Pick out each line of the records that includes the string "date", and copy it.
───── Source material ─────
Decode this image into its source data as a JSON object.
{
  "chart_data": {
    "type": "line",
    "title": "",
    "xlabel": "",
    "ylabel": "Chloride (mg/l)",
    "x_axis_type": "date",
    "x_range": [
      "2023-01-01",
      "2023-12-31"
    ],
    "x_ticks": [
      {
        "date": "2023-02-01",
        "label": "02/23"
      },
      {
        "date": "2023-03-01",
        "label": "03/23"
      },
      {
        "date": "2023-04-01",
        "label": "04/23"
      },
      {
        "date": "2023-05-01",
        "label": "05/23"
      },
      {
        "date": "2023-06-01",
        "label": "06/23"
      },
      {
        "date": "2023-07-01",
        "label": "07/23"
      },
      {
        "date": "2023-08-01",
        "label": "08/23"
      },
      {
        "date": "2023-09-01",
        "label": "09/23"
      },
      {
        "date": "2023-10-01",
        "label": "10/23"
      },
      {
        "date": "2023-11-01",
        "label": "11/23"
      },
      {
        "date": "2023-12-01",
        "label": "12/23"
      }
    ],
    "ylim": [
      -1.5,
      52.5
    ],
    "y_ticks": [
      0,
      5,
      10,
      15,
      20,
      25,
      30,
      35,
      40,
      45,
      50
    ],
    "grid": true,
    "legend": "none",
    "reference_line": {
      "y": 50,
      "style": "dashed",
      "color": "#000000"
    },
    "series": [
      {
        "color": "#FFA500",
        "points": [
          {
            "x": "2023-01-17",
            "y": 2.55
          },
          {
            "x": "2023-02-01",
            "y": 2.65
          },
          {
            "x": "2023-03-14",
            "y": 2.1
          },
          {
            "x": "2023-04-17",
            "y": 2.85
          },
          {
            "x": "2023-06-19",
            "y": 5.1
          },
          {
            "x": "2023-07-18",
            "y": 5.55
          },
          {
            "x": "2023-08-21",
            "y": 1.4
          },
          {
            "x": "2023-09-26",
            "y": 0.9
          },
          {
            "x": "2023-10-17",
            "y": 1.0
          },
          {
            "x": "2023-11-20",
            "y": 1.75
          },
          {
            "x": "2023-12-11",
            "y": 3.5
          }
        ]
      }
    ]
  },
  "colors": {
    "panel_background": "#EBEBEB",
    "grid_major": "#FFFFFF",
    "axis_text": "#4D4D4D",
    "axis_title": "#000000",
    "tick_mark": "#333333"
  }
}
─────
• Exercise output:
    "x_axis_type": "date",
        "date": "2023-02-01",
        "date": "2023-03-01",
        "date": "2023-04-01",
        "date": "2023-05-01",
        "date": "2023-06-01",
        "date": "2023-07-01",
        "date": "2023-08-01",
        "date": "2023-09-01",
        "date": "2023-10-01",
        "date": "2023-11-01",
        "date": "2023-12-01",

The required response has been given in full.